**Do this**. Copy every line from the data below in which the string "Performance" can be found.

**Records about charts and figures**.
[start]
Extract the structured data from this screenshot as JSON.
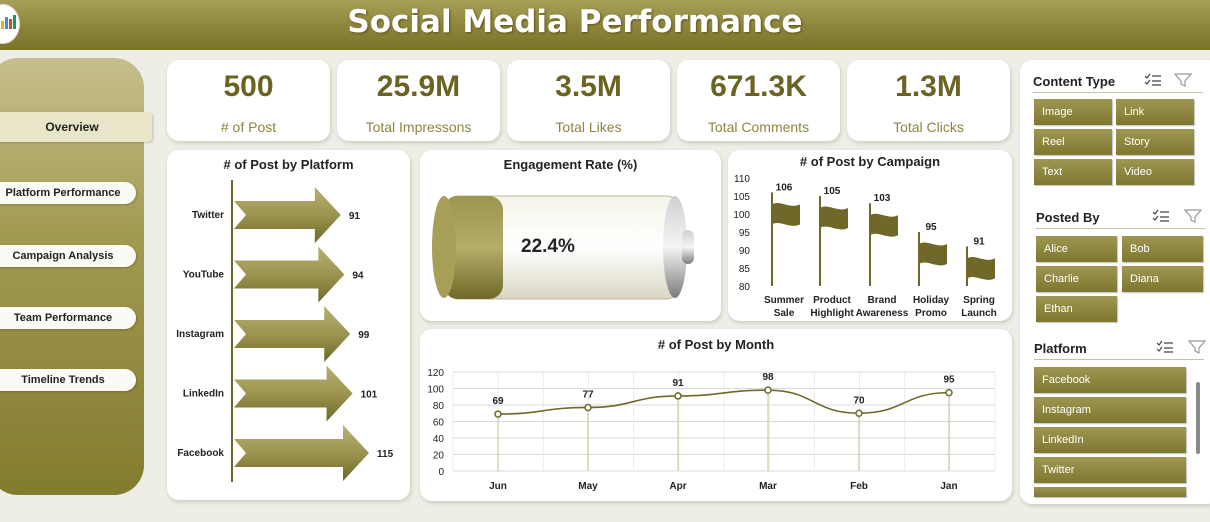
{
  "header": {
    "title": "Social Media Performance"
  },
  "sidebar": {
    "items": [
      {
        "label": "Overview",
        "active": true
      },
      {
        "label": "Platform Performance"
      },
      {
        "label": "Campaign Analysis"
      },
      {
        "label": "Team Performance"
      },
      {
        "label": "Timeline Trends"
      }
    ]
  },
  "kpis": [
    {
      "value": "500",
      "label": "# of Post"
    },
    {
      "value": "25.9M",
      "label": "Total Impressons"
    },
    {
      "value": "3.5M",
      "label": "Total Likes"
    },
    {
      "value": "671.3K",
      "label": "Total Comments"
    },
    {
      "value": "1.3M",
      "label": "Total Clicks"
    }
  ],
  "slicers": {
    "content_type": {
      "title": "Content Type",
      "options": [
        "Image",
        "Link",
        "Reel",
        "Story",
        "Text",
        "Video"
      ]
    },
    "posted_by": {
      "title": "Posted By",
      "options": [
        "Alice",
        "Bob",
        "Charlie",
        "Diana",
        "Ethan"
      ]
    },
    "platform": {
      "title": "Platform",
      "options": [
        "Facebook",
        "Instagram",
        "LinkedIn",
        "Twitter"
      ]
    }
  },
  "colors": {
    "accent": "#7e772f",
    "accent_light": "#a39a52",
    "header": "#8a8236",
    "text_kpi": "#6b6322"
  },
  "chart_data": [
    {
      "type": "bar",
      "title": "# of Post by Platform",
      "categories": [
        "Twitter",
        "YouTube",
        "Instagram",
        "LinkedIn",
        "Facebook"
      ],
      "values": [
        91,
        94,
        99,
        101,
        115
      ]
    },
    {
      "type": "gauge",
      "title": "Engagement Rate (%)",
      "value": 22.4,
      "value_label": "22.4%"
    },
    {
      "type": "bar",
      "title": "# of Post by Campaign",
      "categories": [
        "Summer Sale",
        "Product Highlight",
        "Brand Awareness",
        "Holiday Promo",
        "Spring Launch"
      ],
      "values": [
        106,
        105,
        103,
        95,
        91
      ],
      "ylim": [
        80,
        110
      ],
      "yticks": [
        80,
        85,
        90,
        95,
        100,
        105,
        110
      ]
    },
    {
      "type": "line",
      "title": "# of Post by Month",
      "categories": [
        "Jun",
        "May",
        "Apr",
        "Mar",
        "Feb",
        "Jan"
      ],
      "values": [
        69,
        77,
        91,
        98,
        70,
        95
      ],
      "ylim": [
        0,
        120
      ],
      "yticks": [
        0,
        20,
        40,
        60,
        80,
        100,
        120
      ],
      "grid": true
    }
  ]
}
[end]
**Worked answer**.
    "title": "Social Media Performance"
        "label": "Platform Performance"
        "label": "Team Performance"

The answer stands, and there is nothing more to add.